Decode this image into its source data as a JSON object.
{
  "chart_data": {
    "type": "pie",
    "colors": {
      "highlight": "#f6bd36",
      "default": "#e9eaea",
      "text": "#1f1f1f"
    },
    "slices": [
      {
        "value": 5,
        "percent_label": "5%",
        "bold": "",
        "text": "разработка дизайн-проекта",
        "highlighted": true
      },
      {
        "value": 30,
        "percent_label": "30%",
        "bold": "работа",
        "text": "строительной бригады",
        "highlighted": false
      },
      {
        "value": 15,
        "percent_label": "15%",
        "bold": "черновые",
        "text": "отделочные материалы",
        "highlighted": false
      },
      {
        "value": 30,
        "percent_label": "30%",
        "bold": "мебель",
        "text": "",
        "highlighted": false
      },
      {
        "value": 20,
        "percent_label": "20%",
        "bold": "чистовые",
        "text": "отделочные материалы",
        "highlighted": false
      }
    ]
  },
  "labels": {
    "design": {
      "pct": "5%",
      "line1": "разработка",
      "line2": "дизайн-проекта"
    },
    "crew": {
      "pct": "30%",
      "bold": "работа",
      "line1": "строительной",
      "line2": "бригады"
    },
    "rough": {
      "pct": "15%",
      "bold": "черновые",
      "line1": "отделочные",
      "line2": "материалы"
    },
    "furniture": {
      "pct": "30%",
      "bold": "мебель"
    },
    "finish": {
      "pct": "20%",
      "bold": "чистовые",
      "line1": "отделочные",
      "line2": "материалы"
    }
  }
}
++++++++++++++++++++
### Exercise brief
Find and copy every line in the entries above where the string "строительной" occurs.

### Task response
        "text": "строительной бригады",
      "line1": "строительной",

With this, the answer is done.